**WHAT TO WORK ON:** Retype the passage from the kd lang interview word for word, starting at "Coming so soon" and ending at "her recent recordings.".

**SELECTED TEXT:**
★ ★ ★ ★ ★
Sunday, July 02, 2006
kd lang releases a 20-track retrospective of her early career. By Brian Wise
First it has to be said that kd lang’s new compilation album is a contender for album title of the year: Reintarnation. Coined by a Washington Post reader in their annual competition to find new definitions it means ‘coming back to life as a hillbilly.’
“I can’t take credit for that,” laughs kd when I catch up with her to talk about the album.
“I think it’s a great title.”
Spanning the years 1984-1993, the single disc collection gathers twenty songs from lang's early years, compiled by lang and her long-time collaborator Ben Mink.
It is a very different kd lang we hear on these selections than her more recent sophisticated sound. The songs on this retrospective are taken from A Truly Western Experience, Angel With A Lariat (produced by Dave Edmunds), Shadowland (produced by Owen Bradley), Absolute Torch And Twang and Even Cowgirls Get The Blues. There is also the previously unreleased ‘Changed My Mind,’ the second ever song written by lang and Mink.
Coming so soon after her album of covers Hymns of The 49th Parallel it is a salient reminder of lang’s so-called ‘cowpunk’ days and a stark contrast with her current image.
“I was excited about it,” says lang, “because I like the juxtaposition it illuminates for people in comparison to who I am now - or sheds some light on who I was then, as opposed to who I am now.”
“I’m not one of these people that are embarrassed,” she replies when I ask how she feels about the songs twenty years on, “actually I’m kind of proud and it was a fun moment in my life.”
“So I guess enough time has passed that I don’t suffer from embarrassment,” she laughs. “I’m kind of proud and happy with it, I still find it quite fun.”
Apart from the pithy album title, many of the songs on Reintarnation are proof of lang’s sense of humour – something that might not be so apparent on her recent recordings.
“I think that’s probably my own doing,” she says when I suggest that people see her as a ‘serious’ artist. “I think because I really, at some point after the country career, I really wanted to just focus on singing and really let all that other stuff go. I think people do see me as a serious singer and forget about the other part of me.”
While lang talks about being a country singer I mention that I am not sure not sure what part of the country music scene she might have fitted into two decades ago.
“You and me both and probably everyone else,” she laughs, “I was influenced by people like, obviously Patsy Cline, but June Carter Cash and Minnie Pearl - and people who really incorporated humour into what they were doing. I was really into that whole scene. From that point of view, I think people were a little off-put. In Nashville they didn’t know if I was making fun of them, they didn’t know if I was serious about the music or if I was one-upping them.”
★ ★ ★ ★ ★
(Stored records)
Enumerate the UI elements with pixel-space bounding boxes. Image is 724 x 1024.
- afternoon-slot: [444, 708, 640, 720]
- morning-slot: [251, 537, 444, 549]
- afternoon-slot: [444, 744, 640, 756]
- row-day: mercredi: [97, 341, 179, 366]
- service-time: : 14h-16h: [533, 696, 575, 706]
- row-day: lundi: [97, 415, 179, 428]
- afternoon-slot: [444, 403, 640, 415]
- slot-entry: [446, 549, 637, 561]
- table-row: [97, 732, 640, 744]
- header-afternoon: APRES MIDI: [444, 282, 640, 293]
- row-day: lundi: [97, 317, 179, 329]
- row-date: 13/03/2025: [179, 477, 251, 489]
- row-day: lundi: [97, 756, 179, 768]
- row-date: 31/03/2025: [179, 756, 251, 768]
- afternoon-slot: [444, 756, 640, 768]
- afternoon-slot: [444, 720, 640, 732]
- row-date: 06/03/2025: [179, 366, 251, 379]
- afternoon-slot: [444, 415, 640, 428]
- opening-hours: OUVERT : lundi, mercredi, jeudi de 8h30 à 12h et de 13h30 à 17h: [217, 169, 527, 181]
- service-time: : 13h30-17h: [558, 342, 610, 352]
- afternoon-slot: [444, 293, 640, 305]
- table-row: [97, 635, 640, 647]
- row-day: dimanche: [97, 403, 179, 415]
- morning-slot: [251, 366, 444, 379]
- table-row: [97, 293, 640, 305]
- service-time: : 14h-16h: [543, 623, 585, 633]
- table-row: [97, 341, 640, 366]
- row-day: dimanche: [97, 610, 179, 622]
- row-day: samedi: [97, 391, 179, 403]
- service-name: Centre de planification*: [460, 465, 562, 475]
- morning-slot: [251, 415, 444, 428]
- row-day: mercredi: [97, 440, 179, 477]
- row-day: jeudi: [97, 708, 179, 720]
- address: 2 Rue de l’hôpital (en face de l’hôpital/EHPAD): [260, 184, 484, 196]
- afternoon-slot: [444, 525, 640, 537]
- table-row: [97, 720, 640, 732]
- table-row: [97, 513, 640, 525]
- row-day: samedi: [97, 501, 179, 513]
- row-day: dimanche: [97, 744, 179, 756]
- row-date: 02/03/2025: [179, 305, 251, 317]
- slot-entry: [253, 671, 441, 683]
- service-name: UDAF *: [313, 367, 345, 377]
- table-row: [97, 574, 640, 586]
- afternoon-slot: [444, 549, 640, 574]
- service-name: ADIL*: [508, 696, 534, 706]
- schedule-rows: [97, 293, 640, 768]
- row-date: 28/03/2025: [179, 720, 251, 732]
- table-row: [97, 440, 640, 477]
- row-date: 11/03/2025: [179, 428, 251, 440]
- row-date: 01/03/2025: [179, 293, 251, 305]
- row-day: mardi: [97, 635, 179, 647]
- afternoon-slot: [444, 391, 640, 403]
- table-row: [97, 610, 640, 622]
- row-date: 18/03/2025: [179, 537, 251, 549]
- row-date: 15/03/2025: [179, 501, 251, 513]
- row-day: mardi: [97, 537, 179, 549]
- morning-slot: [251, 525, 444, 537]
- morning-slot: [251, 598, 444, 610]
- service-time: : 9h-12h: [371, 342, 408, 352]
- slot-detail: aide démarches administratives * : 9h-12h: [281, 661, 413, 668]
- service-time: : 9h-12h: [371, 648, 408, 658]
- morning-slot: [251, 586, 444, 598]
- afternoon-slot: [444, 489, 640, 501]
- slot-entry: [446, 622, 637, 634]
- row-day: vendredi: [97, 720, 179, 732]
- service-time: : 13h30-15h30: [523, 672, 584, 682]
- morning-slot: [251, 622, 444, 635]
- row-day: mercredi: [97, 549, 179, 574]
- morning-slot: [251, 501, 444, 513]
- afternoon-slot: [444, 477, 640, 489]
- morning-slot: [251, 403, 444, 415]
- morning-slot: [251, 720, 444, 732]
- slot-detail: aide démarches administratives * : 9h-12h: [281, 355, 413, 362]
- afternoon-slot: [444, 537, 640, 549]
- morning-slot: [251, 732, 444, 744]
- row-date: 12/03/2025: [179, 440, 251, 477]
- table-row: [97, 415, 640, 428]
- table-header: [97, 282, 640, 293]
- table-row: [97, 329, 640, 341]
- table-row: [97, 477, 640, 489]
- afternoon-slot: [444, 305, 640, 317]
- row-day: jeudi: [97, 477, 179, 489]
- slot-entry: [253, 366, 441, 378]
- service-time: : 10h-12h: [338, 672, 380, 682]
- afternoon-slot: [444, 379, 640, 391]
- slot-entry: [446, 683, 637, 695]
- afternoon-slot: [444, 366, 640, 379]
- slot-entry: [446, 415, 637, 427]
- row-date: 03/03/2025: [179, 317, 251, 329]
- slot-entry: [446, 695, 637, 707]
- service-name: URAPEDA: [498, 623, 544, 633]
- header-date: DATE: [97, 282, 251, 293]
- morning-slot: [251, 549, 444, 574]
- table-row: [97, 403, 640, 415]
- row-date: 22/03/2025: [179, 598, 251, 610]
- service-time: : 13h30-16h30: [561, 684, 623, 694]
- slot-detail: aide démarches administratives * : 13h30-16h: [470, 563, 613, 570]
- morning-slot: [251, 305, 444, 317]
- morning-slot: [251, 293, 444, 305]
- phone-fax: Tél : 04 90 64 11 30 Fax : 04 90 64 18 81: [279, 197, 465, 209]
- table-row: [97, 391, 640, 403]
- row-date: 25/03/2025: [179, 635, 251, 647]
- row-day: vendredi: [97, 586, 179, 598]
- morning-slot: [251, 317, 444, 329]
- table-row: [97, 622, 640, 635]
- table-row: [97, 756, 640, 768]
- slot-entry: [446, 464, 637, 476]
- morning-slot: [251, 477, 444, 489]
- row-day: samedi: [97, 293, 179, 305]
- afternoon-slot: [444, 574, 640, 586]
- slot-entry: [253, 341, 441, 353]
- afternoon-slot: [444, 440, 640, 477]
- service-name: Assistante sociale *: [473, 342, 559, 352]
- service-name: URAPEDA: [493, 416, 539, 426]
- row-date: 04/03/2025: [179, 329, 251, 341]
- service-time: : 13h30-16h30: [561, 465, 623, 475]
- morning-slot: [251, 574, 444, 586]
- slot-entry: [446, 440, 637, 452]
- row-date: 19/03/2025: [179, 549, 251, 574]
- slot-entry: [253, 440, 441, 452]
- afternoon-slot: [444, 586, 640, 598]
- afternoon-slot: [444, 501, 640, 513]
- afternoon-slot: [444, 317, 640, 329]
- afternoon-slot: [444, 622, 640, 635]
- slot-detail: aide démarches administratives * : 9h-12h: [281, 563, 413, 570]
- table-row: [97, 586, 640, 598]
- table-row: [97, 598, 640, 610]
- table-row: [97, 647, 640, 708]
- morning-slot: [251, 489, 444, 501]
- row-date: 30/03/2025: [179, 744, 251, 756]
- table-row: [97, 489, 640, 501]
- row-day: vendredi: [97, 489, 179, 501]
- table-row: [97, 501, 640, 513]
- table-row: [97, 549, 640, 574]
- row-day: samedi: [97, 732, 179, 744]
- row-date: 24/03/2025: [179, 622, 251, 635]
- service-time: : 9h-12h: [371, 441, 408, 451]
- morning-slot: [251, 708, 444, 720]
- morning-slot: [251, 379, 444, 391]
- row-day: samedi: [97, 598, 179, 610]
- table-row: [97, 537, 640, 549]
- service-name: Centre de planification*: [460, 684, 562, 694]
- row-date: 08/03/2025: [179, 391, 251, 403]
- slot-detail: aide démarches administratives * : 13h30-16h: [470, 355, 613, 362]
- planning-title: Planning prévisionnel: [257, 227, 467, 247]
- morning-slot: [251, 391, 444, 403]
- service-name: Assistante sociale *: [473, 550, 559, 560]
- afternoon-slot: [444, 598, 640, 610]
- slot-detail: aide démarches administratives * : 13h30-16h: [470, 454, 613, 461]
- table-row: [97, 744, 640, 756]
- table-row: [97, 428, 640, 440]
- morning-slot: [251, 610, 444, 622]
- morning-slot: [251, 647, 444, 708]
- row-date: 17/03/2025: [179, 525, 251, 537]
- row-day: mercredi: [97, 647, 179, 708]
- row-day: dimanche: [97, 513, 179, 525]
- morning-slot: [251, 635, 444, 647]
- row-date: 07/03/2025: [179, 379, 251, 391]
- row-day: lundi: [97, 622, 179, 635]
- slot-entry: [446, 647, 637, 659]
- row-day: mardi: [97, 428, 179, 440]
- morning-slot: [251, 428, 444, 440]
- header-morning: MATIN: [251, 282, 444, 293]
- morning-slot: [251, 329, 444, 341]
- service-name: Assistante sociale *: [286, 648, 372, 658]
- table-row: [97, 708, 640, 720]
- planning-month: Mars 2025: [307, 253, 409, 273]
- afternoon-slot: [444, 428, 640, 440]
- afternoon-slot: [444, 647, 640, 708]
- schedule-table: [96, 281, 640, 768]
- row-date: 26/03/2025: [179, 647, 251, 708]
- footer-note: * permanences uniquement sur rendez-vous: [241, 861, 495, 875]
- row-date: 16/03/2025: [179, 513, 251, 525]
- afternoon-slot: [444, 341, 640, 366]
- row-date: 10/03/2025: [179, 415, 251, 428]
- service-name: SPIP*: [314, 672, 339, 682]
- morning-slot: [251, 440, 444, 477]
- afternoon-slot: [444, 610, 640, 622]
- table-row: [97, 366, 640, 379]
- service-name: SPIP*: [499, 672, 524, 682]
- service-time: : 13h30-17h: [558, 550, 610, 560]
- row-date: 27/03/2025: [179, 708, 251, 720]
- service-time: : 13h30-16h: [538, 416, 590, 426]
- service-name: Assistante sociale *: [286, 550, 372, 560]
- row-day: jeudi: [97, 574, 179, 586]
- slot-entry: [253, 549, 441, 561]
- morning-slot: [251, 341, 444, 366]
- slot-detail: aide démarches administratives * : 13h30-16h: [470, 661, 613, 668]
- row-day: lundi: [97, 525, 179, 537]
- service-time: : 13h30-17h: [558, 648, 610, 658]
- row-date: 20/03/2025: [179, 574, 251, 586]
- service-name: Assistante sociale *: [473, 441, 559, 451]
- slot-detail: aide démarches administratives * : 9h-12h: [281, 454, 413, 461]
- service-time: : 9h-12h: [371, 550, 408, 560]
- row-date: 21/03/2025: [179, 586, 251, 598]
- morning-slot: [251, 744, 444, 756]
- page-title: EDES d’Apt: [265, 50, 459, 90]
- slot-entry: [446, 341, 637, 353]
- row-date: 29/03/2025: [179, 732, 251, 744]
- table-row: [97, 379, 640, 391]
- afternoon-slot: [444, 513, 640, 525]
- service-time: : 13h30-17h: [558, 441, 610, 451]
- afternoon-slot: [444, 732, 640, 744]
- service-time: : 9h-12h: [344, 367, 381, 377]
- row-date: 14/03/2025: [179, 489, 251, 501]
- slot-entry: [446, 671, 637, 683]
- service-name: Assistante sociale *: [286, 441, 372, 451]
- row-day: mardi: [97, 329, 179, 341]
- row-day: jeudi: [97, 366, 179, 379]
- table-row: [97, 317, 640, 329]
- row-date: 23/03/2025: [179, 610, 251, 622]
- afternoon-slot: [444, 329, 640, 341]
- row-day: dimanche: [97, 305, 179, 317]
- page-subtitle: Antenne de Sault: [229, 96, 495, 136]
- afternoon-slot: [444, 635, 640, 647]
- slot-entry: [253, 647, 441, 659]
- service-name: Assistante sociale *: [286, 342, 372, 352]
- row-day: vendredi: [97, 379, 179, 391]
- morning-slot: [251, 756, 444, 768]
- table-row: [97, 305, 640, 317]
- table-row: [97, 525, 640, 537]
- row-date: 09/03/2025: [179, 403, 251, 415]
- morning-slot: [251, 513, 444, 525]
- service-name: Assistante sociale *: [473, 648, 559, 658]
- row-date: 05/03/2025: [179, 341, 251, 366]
★ ★ ★ ★ ★
**ANSWER:**
Coming so soon after her album of covers Hymns of The 49th Parallel it is a salient reminder of lang’s so-called ‘cowpunk’ days and a stark contrast with her current image.
“I was excited about it,” says lang, “because I like the juxtaposition it illuminates for people in comparison to who I am now - or sheds some light on who I was then, as opposed to who I am now.”
“I’m not one of these people that are embarrassed,” she replies when I ask how she feels about the songs twenty years on, “actually I’m kind of proud and it was a fun moment in my life.”
“So I guess enough time has passed that I don’t suffer from embarrassment,” she laughs. “I’m kind of proud and happy with it, I still find it quite fun.”
Apart from the pithy album title, many of the songs on Reintarnation are proof of lang’s sense of humour – something that might not be so apparent on her recent recordings.